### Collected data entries
>>

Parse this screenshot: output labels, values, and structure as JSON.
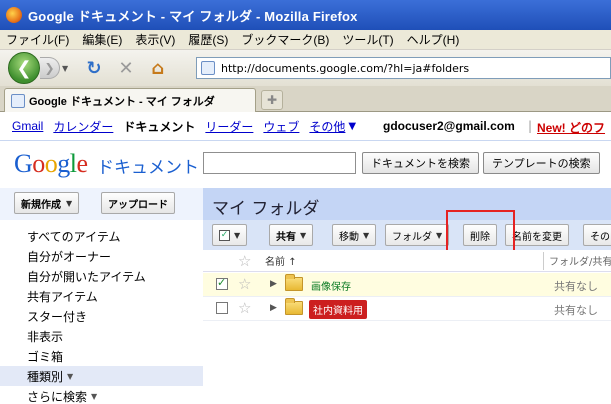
{
  "window": {
    "title": "Google ドキュメント - マイ フォルダ - Mozilla Firefox"
  },
  "menubar": {
    "items": [
      "ファイル(F)",
      "編集(E)",
      "表示(V)",
      "履歴(S)",
      "ブックマーク(B)",
      "ツール(T)",
      "ヘルプ(H)"
    ]
  },
  "navbar": {
    "url": "http://documents.google.com/?hl=ja#folders"
  },
  "tabs": [
    {
      "title": "Google ドキュメント - マイ フォルダ"
    }
  ],
  "google_bar": {
    "links": [
      "Gmail",
      "カレンダー"
    ],
    "current": "ドキュメント",
    "links_after": [
      "リーダー",
      "ウェブ"
    ],
    "more": "その他",
    "user_email": "gdocuser2@gmail.com",
    "separator": "|",
    "new_link": "New! どのフ"
  },
  "header": {
    "logo_letters": [
      "G",
      "o",
      "o",
      "g",
      "l",
      "e"
    ],
    "product_name": "ドキュメント",
    "search_value": "",
    "search_button": "ドキュメントを検索",
    "template_button": "テンプレートの検索"
  },
  "sidebar": {
    "new_button": "新規作成",
    "upload_button": "アップロード",
    "items": [
      {
        "label": "すべてのアイテム"
      },
      {
        "label": "自分がオーナー"
      },
      {
        "label": "自分が開いたアイテム"
      },
      {
        "label": "共有アイテム"
      },
      {
        "label": "スター付き"
      },
      {
        "label": "非表示"
      },
      {
        "label": "ゴミ箱"
      },
      {
        "label": "種類別"
      },
      {
        "label": "さらに検索"
      }
    ]
  },
  "main": {
    "title": "マイ フォルダ",
    "toolbar": {
      "share": "共有",
      "move": "移動",
      "folder": "フォルダ",
      "delete": "削除",
      "rename": "名前を変更",
      "more": "その"
    },
    "columns": {
      "name": "名前",
      "sort_indicator": "↑",
      "folder_share": "フォルダ/共有"
    },
    "rows": [
      {
        "name": "画像保存",
        "share": "共有なし",
        "checked": true,
        "label_style": "green"
      },
      {
        "name": "社内資料用",
        "share": "共有なし",
        "checked": false,
        "label_style": "red"
      }
    ]
  },
  "colors": {
    "title_bar": "#1f4fb8",
    "link": "#0000cc",
    "sidebar_bg": "#eef3fd",
    "main_header_bg": "#c4d5f5",
    "highlight": "#e52222",
    "red_label": "#cc1f1f"
  }
}
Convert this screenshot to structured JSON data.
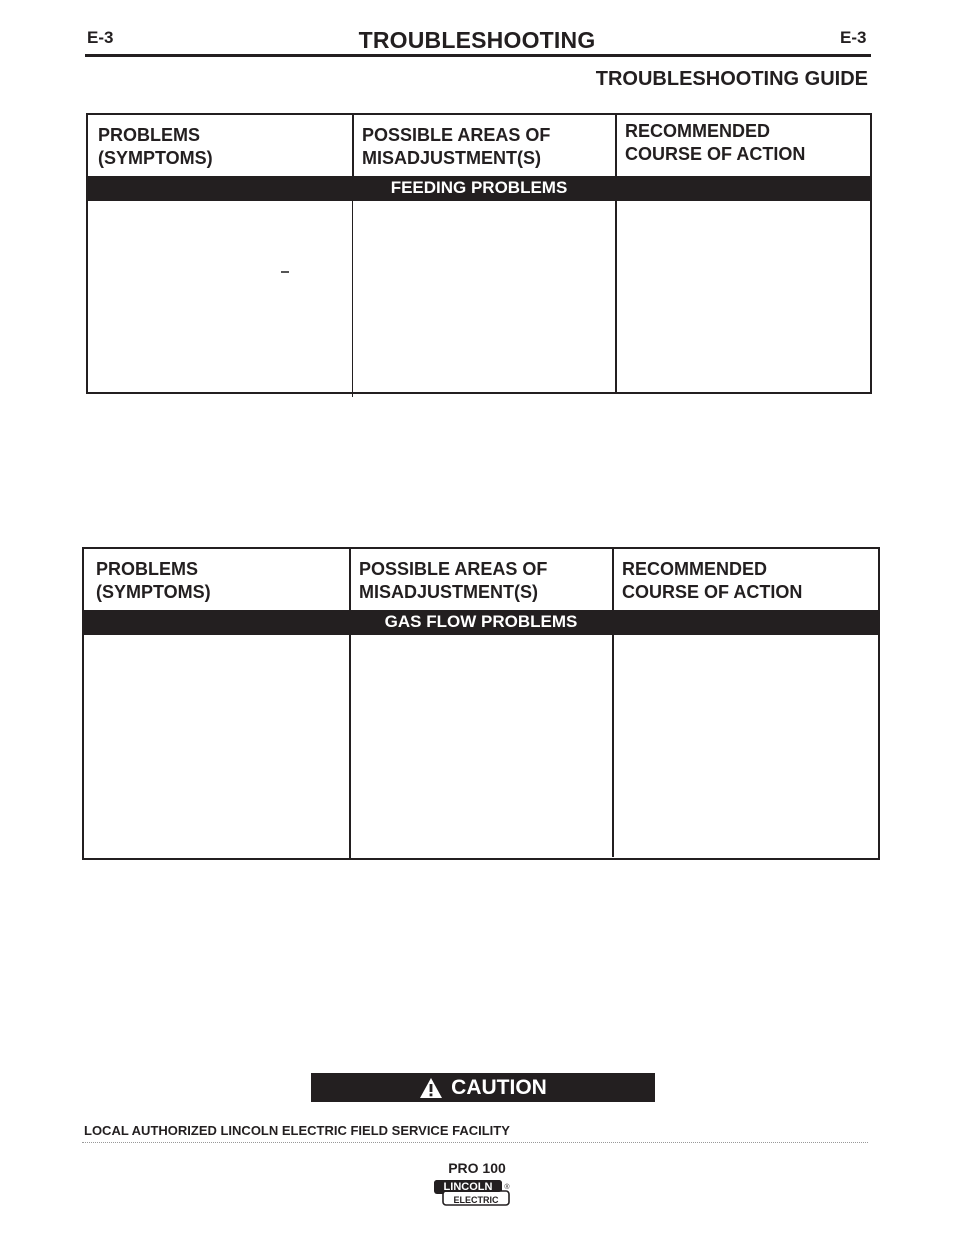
{
  "header": {
    "page_code_left": "E-3",
    "page_code_right": "E-3",
    "title": "TROUBLESHOOTING",
    "section_title": "TROUBLESHOOTING GUIDE"
  },
  "tables": [
    {
      "columns": [
        "PROBLEMS\n(SYMPTOMS)",
        "POSSIBLE AREAS OF\nMISADJUSTMENT(S)",
        "RECOMMENDED\nCOURSE OF ACTION"
      ],
      "band": "FEEDING PROBLEMS",
      "rows": [],
      "stray_mark": "–"
    },
    {
      "columns": [
        "PROBLEMS\n(SYMPTOMS)",
        "POSSIBLE AREAS OF\nMISADJUSTMENT(S)",
        "RECOMMENDED\nCOURSE OF ACTION"
      ],
      "band": "GAS FLOW PROBLEMS",
      "rows": []
    }
  ],
  "caution": {
    "icon": "warning-triangle-icon",
    "label": "CAUTION"
  },
  "footer": {
    "facility": "LOCAL AUTHORIZED LINCOLN ELECTRIC FIELD SERVICE FACILITY",
    "model": "PRO 100",
    "logo_top": "LINCOLN",
    "logo_bottom": "ELECTRIC",
    "logo_mark": "®"
  }
}
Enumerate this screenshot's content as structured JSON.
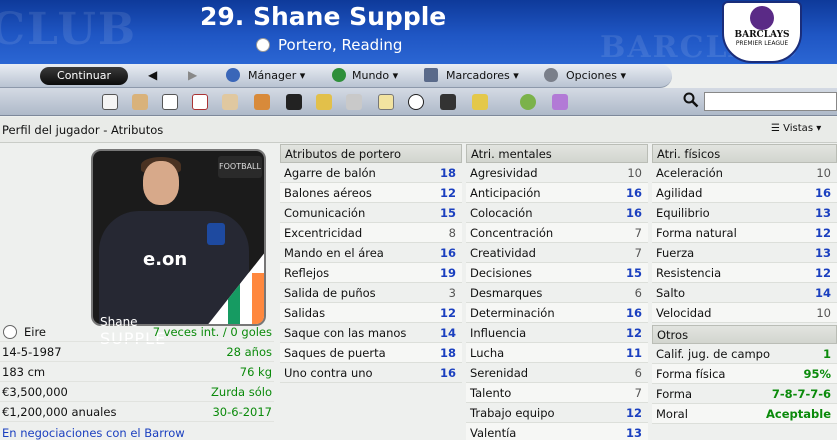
{
  "header": {
    "title": "29. Shane Supple",
    "subtitle": "Portero, Reading",
    "watermark_left": "CLUB",
    "watermark_right": "BARCLAYS",
    "league_logo_text1": "BARCLAYS",
    "league_logo_text2": "PREMIER LEAGUE"
  },
  "nav": {
    "continue_label": "Continuar",
    "back_icon": "back-arrow-icon",
    "forward_icon": "forward-arrow-icon",
    "menus": [
      {
        "label": "Mánager",
        "icon": "manager-icon"
      },
      {
        "label": "Mundo",
        "icon": "globe-icon"
      },
      {
        "label": "Marcadores",
        "icon": "bookmark-icon"
      },
      {
        "label": "Opciones",
        "icon": "options-icon"
      }
    ]
  },
  "toolbar": {
    "icons": [
      "home-icon",
      "bread-icon",
      "book-icon",
      "calendar-icon",
      "people-icon",
      "transfer-icon",
      "film-icon",
      "trophy-icon",
      "search-scout-icon",
      "clipboard-icon",
      "football-icon",
      "binoculars-icon",
      "cards-icon",
      "help-icon",
      "question-icon"
    ],
    "search_placeholder": ""
  },
  "breadcrumb": {
    "text": "Perfil del jugador - Atributos",
    "views_label": "Vistas"
  },
  "player": {
    "first_name": "Shane",
    "last_name": "SUPPLE",
    "photo_badge": "FOOTBALL",
    "shirt_sponsor": "e.on"
  },
  "info": [
    {
      "label": "Eire",
      "value": "7 veces int. / 0 goles"
    },
    {
      "label": "14-5-1987",
      "value": "28 años"
    },
    {
      "label": "183 cm",
      "value": "76 kg"
    },
    {
      "label": "€3,500,000",
      "value": "Zurda sólo"
    },
    {
      "label": "€1,200,000 anuales",
      "value": "30-6-2017"
    }
  ],
  "info_link": "En negociaciones con el Barrow",
  "columns": {
    "goalkeeper": {
      "title": "Atributos de portero",
      "rows": [
        {
          "name": "Agarre de balón",
          "value": "18",
          "tone": "blue"
        },
        {
          "name": "Balones aéreos",
          "value": "12",
          "tone": "blue"
        },
        {
          "name": "Comunicación",
          "value": "15",
          "tone": "blue"
        },
        {
          "name": "Excentricidad",
          "value": "8",
          "tone": "grey"
        },
        {
          "name": "Mando en el área",
          "value": "16",
          "tone": "blue"
        },
        {
          "name": "Reflejos",
          "value": "19",
          "tone": "blue"
        },
        {
          "name": "Salida de puños",
          "value": "3",
          "tone": "grey"
        },
        {
          "name": "Salidas",
          "value": "12",
          "tone": "blue"
        },
        {
          "name": "Saque con las manos",
          "value": "14",
          "tone": "blue"
        },
        {
          "name": "Saques de puerta",
          "value": "18",
          "tone": "blue"
        },
        {
          "name": "Uno contra uno",
          "value": "16",
          "tone": "blue"
        }
      ]
    },
    "mental": {
      "title": "Atri. mentales",
      "rows": [
        {
          "name": "Agresividad",
          "value": "10",
          "tone": "grey"
        },
        {
          "name": "Anticipación",
          "value": "16",
          "tone": "blue"
        },
        {
          "name": "Colocación",
          "value": "16",
          "tone": "blue"
        },
        {
          "name": "Concentración",
          "value": "7",
          "tone": "grey"
        },
        {
          "name": "Creatividad",
          "value": "7",
          "tone": "grey"
        },
        {
          "name": "Decisiones",
          "value": "15",
          "tone": "blue"
        },
        {
          "name": "Desmarques",
          "value": "6",
          "tone": "grey"
        },
        {
          "name": "Determinación",
          "value": "16",
          "tone": "blue"
        },
        {
          "name": "Influencia",
          "value": "12",
          "tone": "blue"
        },
        {
          "name": "Lucha",
          "value": "11",
          "tone": "blue"
        },
        {
          "name": "Serenidad",
          "value": "6",
          "tone": "grey"
        },
        {
          "name": "Talento",
          "value": "7",
          "tone": "grey"
        },
        {
          "name": "Trabajo equipo",
          "value": "12",
          "tone": "blue"
        },
        {
          "name": "Valentía",
          "value": "13",
          "tone": "blue"
        }
      ]
    },
    "physical": {
      "title": "Atri. físicos",
      "rows": [
        {
          "name": "Aceleración",
          "value": "10",
          "tone": "grey"
        },
        {
          "name": "Agilidad",
          "value": "16",
          "tone": "blue"
        },
        {
          "name": "Equilibrio",
          "value": "13",
          "tone": "blue"
        },
        {
          "name": "Forma natural",
          "value": "12",
          "tone": "blue"
        },
        {
          "name": "Fuerza",
          "value": "13",
          "tone": "blue"
        },
        {
          "name": "Resistencia",
          "value": "12",
          "tone": "blue"
        },
        {
          "name": "Salto",
          "value": "14",
          "tone": "blue"
        },
        {
          "name": "Velocidad",
          "value": "10",
          "tone": "grey"
        }
      ]
    },
    "other": {
      "title": "Otros",
      "rows": [
        {
          "name": "Calif. jug. de campo",
          "value": "1",
          "tone": "green"
        },
        {
          "name": "Forma física",
          "value": "95%",
          "tone": "green"
        },
        {
          "name": "Forma",
          "value": "7-8-7-7-6",
          "tone": "green"
        },
        {
          "name": "Moral",
          "value": "Aceptable",
          "tone": "green"
        }
      ]
    }
  },
  "colors": {
    "header_blue": "#1f56c4",
    "attr_blue": "#1a3fbf",
    "good_green": "#0a8a0a"
  }
}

<<

### Problem details
Locate all lines that include the word "ELECTRIC" and copy them out.

### Exercise solution
    "facility": "LOCAL AUTHORIZED LINCOLN ELECTRIC FIELD SERVICE FACILITY",
    "logo_bottom": "ELECTRIC",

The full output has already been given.